- STATED GOAL: Return every line of the material exactly.

- DATASET CONTENT:
_____

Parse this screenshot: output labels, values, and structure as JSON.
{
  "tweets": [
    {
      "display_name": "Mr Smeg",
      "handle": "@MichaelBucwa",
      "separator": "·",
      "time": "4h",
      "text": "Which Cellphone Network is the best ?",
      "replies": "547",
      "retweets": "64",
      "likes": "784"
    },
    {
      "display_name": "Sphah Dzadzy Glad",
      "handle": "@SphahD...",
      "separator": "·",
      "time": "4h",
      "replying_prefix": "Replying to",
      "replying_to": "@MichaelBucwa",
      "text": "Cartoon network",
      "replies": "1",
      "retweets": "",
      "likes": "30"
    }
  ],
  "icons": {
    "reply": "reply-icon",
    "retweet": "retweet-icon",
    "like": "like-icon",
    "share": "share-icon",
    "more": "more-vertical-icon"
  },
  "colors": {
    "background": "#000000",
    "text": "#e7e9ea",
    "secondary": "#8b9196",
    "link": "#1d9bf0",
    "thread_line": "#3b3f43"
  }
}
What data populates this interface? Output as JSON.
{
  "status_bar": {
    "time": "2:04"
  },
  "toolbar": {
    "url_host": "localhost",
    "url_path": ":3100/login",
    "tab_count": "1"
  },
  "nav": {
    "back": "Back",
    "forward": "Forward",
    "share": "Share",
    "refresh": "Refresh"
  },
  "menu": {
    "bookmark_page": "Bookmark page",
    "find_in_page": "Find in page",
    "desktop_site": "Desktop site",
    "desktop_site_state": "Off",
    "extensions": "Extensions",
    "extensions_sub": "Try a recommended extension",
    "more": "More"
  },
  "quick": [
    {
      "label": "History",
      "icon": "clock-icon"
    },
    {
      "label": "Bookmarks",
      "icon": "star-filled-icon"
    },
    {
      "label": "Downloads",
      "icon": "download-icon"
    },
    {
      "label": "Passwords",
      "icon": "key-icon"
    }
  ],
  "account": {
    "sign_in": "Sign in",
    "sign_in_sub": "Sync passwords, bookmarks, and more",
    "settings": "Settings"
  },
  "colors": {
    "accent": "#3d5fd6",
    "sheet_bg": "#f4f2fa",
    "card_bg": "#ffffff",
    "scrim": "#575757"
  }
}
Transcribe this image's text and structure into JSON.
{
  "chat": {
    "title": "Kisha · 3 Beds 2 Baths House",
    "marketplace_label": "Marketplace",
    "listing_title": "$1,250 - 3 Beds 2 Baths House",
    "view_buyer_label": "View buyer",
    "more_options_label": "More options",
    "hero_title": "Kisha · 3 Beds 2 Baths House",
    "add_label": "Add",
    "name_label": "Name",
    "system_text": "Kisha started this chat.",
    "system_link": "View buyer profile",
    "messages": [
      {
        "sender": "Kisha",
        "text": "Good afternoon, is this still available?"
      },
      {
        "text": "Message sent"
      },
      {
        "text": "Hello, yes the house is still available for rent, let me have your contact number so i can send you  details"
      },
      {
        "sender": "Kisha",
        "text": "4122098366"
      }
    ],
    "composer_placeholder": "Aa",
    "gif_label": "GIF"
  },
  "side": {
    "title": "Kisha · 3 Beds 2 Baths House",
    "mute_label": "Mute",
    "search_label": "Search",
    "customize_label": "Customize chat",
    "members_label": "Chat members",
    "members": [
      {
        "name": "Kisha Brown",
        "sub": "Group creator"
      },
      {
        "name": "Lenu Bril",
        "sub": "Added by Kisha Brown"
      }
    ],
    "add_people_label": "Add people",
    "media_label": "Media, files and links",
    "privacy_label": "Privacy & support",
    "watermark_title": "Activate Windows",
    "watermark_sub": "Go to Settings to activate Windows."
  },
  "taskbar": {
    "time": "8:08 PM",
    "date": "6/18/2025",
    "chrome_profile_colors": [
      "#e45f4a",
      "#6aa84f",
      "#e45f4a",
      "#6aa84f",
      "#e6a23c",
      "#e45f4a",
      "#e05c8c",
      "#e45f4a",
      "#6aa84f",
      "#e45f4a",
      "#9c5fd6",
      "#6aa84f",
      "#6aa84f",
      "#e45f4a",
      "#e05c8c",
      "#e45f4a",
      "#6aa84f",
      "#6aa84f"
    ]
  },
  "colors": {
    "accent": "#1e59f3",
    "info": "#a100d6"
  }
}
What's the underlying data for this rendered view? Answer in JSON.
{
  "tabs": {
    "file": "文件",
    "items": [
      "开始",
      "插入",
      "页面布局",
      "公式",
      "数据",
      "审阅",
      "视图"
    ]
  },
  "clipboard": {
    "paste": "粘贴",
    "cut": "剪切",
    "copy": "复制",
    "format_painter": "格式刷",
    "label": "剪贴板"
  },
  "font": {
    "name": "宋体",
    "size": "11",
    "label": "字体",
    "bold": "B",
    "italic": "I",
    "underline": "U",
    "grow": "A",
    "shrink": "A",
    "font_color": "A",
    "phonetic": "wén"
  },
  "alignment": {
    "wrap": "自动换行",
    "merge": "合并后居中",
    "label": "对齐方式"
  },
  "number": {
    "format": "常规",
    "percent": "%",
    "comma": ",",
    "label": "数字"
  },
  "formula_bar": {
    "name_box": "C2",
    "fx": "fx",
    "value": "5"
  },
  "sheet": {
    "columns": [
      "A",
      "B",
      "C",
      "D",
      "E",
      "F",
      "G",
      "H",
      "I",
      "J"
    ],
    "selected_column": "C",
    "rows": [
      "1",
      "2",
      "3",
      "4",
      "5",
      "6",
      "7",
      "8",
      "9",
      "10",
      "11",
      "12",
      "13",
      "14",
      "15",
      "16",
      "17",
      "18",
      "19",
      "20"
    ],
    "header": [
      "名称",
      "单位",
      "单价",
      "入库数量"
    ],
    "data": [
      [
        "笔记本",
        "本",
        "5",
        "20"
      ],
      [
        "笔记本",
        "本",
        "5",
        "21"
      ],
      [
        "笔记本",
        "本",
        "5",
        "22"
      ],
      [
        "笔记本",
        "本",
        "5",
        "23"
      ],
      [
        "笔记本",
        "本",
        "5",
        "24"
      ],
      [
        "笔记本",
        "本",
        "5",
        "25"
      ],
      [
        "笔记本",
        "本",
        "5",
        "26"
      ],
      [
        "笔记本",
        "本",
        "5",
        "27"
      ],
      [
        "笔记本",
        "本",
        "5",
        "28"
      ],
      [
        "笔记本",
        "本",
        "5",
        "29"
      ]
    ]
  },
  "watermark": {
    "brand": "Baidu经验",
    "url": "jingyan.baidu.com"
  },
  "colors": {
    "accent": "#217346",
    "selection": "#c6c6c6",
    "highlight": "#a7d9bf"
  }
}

_____

- REPLY:
Parse this screenshot: output labels, values, and structure as JSON.
{
  "tweets": [
    {
      "display_name": "Mr Smeg",
      "handle": "@MichaelBucwa",
      "separator": "·",
      "time": "4h",
      "text": "Which Cellphone Network is the best ?",
      "replies": "547",
      "retweets": "64",
      "likes": "784"
    },
    {
      "display_name": "Sphah Dzadzy Glad",
      "handle": "@SphahD...",
      "separator": "·",
      "time": "4h",
      "replying_prefix": "Replying to",
      "replying_to": "@MichaelBucwa",
      "text": "Cartoon network",
      "replies": "1",
      "retweets": "",
      "likes": "30"
    }
  ],
  "icons": {
    "reply": "reply-icon",
    "retweet": "retweet-icon",
    "like": "like-icon",
    "share": "share-icon",
    "more": "more-vertical-icon"
  },
  "colors": {
    "background": "#000000",
    "text": "#e7e9ea",
    "secondary": "#8b9196",
    "link": "#1d9bf0",
    "thread_line": "#3b3f43"
  }
}
What data populates this interface? Output as JSON.
{
  "status_bar": {
    "time": "2:04"
  },
  "toolbar": {
    "url_host": "localhost",
    "url_path": ":3100/login",
    "tab_count": "1"
  },
  "nav": {
    "back": "Back",
    "forward": "Forward",
    "share": "Share",
    "refresh": "Refresh"
  },
  "menu": {
    "bookmark_page": "Bookmark page",
    "find_in_page": "Find in page",
    "desktop_site": "Desktop site",
    "desktop_site_state": "Off",
    "extensions": "Extensions",
    "extensions_sub": "Try a recommended extension",
    "more": "More"
  },
  "quick": [
    {
      "label": "History",
      "icon": "clock-icon"
    },
    {
      "label": "Bookmarks",
      "icon": "star-filled-icon"
    },
    {
      "label": "Downloads",
      "icon": "download-icon"
    },
    {
      "label": "Passwords",
      "icon": "key-icon"
    }
  ],
  "account": {
    "sign_in": "Sign in",
    "sign_in_sub": "Sync passwords, bookmarks, and more",
    "settings": "Settings"
  },
  "colors": {
    "accent": "#3d5fd6",
    "sheet_bg": "#f4f2fa",
    "card_bg": "#ffffff",
    "scrim": "#575757"
  }
}
Transcribe this image's text and structure into JSON.
{
  "chat": {
    "title": "Kisha · 3 Beds 2 Baths House",
    "marketplace_label": "Marketplace",
    "listing_title": "$1,250 - 3 Beds 2 Baths House",
    "view_buyer_label": "View buyer",
    "more_options_label": "More options",
    "hero_title": "Kisha · 3 Beds 2 Baths House",
    "add_label": "Add",
    "name_label": "Name",
    "system_text": "Kisha started this chat.",
    "system_link": "View buyer profile",
    "messages": [
      {
        "sender": "Kisha",
        "text": "Good afternoon, is this still available?"
      },
      {
        "text": "Message sent"
      },
      {
        "text": "Hello, yes the house is still available for rent, let me have your contact number so i can send you  details"
      },
      {
        "sender": "Kisha",
        "text": "4122098366"
      }
    ],
    "composer_placeholder": "Aa",
    "gif_label": "GIF"
  },
  "side": {
    "title": "Kisha · 3 Beds 2 Baths House",
    "mute_label": "Mute",
    "search_label": "Search",
    "customize_label": "Customize chat",
    "members_label": "Chat members",
    "members": [
      {
        "name": "Kisha Brown",
        "sub": "Group creator"
      },
      {
        "name": "Lenu Bril",
        "sub": "Added by Kisha Brown"
      }
    ],
    "add_people_label": "Add people",
    "media_label": "Media, files and links",
    "privacy_label": "Privacy & support",
    "watermark_title": "Activate Windows",
    "watermark_sub": "Go to Settings to activate Windows."
  },
  "taskbar": {
    "time": "8:08 PM",
    "date": "6/18/2025",
    "chrome_profile_colors": [
      "#e45f4a",
      "#6aa84f",
      "#e45f4a",
      "#6aa84f",
      "#e6a23c",
      "#e45f4a",
      "#e05c8c",
      "#e45f4a",
      "#6aa84f",
      "#e45f4a",
      "#9c5fd6",
      "#6aa84f",
      "#6aa84f",
      "#e45f4a",
      "#e05c8c",
      "#e45f4a",
      "#6aa84f",
      "#6aa84f"
    ]
  },
  "colors": {
    "accent": "#1e59f3",
    "info": "#a100d6"
  }
}
What's the underlying data for this rendered view? Answer in JSON.
{
  "tabs": {
    "file": "文件",
    "items": [
      "开始",
      "插入",
      "页面布局",
      "公式",
      "数据",
      "审阅",
      "视图"
    ]
  },
  "clipboard": {
    "paste": "粘贴",
    "cut": "剪切",
    "copy": "复制",
    "format_painter": "格式刷",
    "label": "剪贴板"
  },
  "font": {
    "name": "宋体",
    "size": "11",
    "label": "字体",
    "bold": "B",
    "italic": "I",
    "underline": "U",
    "grow": "A",
    "shrink": "A",
    "font_color": "A",
    "phonetic": "wén"
  },
  "alignment": {
    "wrap": "自动换行",
    "merge": "合并后居中",
    "label": "对齐方式"
  },
  "number": {
    "format": "常规",
    "percent": "%",
    "comma": ",",
    "label": "数字"
  },
  "formula_bar": {
    "name_box": "C2",
    "fx": "fx",
    "value": "5"
  },
  "sheet": {
    "columns": [
      "A",
      "B",
      "C",
      "D",
      "E",
      "F",
      "G",
      "H",
      "I",
      "J"
    ],
    "selected_column": "C",
    "rows": [
      "1",
      "2",
      "3",
      "4",
      "5",
      "6",
      "7",
      "8",
      "9",
      "10",
      "11",
      "12",
      "13",
      "14",
      "15",
      "16",
      "17",
      "18",
      "19",
      "20"
    ],
    "header": [
      "名称",
      "单位",
      "单价",
      "入库数量"
    ],
    "data": [
      [
        "笔记本",
        "本",
        "5",
        "20"
      ],
      [
        "笔记本",
        "本",
        "5",
        "21"
      ],
      [
        "笔记本",
        "本",
        "5",
        "22"
      ],
      [
        "笔记本",
        "本",
        "5",
        "23"
      ],
      [
        "笔记本",
        "本",
        "5",
        "24"
      ],
      [
        "笔记本",
        "本",
        "5",
        "25"
      ],
      [
        "笔记本",
        "本",
        "5",
        "26"
      ],
      [
        "笔记本",
        "本",
        "5",
        "27"
      ],
      [
        "笔记本",
        "本",
        "5",
        "28"
      ],
      [
        "笔记本",
        "本",
        "5",
        "29"
      ]
    ]
  },
  "watermark": {
    "brand": "Baidu经验",
    "url": "jingyan.baidu.com"
  },
  "colors": {
    "accent": "#217346",
    "selection": "#c6c6c6",
    "highlight": "#a7d9bf"
  }
}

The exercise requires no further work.